§ **Records provided**
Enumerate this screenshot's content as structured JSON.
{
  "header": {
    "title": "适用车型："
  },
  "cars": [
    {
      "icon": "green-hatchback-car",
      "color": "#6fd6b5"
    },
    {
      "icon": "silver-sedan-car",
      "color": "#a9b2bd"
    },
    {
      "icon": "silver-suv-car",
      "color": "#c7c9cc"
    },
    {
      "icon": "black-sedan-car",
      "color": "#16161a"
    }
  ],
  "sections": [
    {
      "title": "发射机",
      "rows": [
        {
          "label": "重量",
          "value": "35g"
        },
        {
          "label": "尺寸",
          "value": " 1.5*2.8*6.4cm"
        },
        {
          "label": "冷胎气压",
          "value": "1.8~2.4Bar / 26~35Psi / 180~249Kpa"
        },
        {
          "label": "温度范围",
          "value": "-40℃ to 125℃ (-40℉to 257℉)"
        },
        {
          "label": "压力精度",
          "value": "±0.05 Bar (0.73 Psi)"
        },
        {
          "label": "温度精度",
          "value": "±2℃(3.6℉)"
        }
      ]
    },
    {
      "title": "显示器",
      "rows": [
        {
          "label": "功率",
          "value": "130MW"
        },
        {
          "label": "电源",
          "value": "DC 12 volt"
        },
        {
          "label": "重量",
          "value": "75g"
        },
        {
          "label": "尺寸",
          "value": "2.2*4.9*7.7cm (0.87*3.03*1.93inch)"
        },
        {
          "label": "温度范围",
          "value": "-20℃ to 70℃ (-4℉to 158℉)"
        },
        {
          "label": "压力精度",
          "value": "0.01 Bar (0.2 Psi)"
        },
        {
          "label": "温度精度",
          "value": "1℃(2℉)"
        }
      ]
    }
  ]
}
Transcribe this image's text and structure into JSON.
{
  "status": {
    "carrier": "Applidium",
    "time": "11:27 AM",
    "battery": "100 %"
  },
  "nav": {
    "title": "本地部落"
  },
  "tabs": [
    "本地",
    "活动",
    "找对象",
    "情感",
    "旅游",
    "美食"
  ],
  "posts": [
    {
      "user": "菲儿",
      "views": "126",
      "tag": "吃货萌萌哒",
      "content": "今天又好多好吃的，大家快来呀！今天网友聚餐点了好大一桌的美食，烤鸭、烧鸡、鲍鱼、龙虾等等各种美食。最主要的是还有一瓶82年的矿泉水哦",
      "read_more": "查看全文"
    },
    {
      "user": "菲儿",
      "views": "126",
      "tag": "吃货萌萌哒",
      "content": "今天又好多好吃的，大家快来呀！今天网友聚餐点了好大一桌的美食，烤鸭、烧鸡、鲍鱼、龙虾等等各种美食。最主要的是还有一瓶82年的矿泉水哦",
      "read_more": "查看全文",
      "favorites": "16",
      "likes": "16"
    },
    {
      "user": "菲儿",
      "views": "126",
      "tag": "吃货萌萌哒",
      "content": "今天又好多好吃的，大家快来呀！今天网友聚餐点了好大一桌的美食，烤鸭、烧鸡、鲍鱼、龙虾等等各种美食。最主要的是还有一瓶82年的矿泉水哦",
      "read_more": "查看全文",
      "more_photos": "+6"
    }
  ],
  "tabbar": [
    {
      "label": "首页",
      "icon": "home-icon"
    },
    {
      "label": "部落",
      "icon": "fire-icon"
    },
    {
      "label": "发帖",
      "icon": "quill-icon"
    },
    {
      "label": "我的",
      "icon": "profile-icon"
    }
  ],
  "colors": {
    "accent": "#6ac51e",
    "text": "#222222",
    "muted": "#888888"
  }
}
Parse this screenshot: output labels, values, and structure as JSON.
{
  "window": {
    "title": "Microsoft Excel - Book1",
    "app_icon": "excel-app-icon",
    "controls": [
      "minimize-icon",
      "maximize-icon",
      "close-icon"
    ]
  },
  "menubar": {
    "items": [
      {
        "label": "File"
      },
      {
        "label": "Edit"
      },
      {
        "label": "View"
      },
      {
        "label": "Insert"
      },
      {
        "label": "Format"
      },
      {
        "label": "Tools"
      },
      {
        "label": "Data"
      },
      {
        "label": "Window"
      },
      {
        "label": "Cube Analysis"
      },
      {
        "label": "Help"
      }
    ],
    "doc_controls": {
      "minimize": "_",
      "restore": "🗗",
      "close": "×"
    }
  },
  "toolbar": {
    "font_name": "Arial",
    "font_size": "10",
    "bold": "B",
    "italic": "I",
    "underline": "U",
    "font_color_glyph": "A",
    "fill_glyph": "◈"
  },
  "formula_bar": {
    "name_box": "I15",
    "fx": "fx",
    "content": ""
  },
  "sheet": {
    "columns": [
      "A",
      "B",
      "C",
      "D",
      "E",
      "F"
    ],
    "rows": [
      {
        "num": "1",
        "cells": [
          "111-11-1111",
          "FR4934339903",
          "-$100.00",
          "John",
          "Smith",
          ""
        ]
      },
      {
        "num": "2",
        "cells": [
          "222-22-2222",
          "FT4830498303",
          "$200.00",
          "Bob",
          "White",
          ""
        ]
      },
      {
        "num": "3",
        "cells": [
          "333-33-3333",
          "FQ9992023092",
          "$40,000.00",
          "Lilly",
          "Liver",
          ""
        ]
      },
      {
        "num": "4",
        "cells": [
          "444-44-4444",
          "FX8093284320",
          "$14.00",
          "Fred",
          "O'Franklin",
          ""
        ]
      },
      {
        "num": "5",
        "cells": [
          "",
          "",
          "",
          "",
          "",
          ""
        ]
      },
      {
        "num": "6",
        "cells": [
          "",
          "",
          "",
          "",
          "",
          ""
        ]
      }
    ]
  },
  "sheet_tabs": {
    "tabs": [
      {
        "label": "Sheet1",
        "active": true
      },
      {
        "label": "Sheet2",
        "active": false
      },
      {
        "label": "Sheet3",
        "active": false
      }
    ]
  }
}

§ **What is expected**
Which lines hold the string "icon"? Copy all of them from the data above.

§ **Finished task**
      "icon": "green-hatchback-car",
      "icon": "silver-sedan-car",
      "icon": "silver-suv-car",
      "icon": "black-sedan-car",
      "icon": "home-icon"
      "icon": "fire-icon"
      "icon": "quill-icon"
      "icon": "profile-icon"
    "app_icon": "excel-app-icon",
      "minimize-icon",
      "maximize-icon",
      "close-icon"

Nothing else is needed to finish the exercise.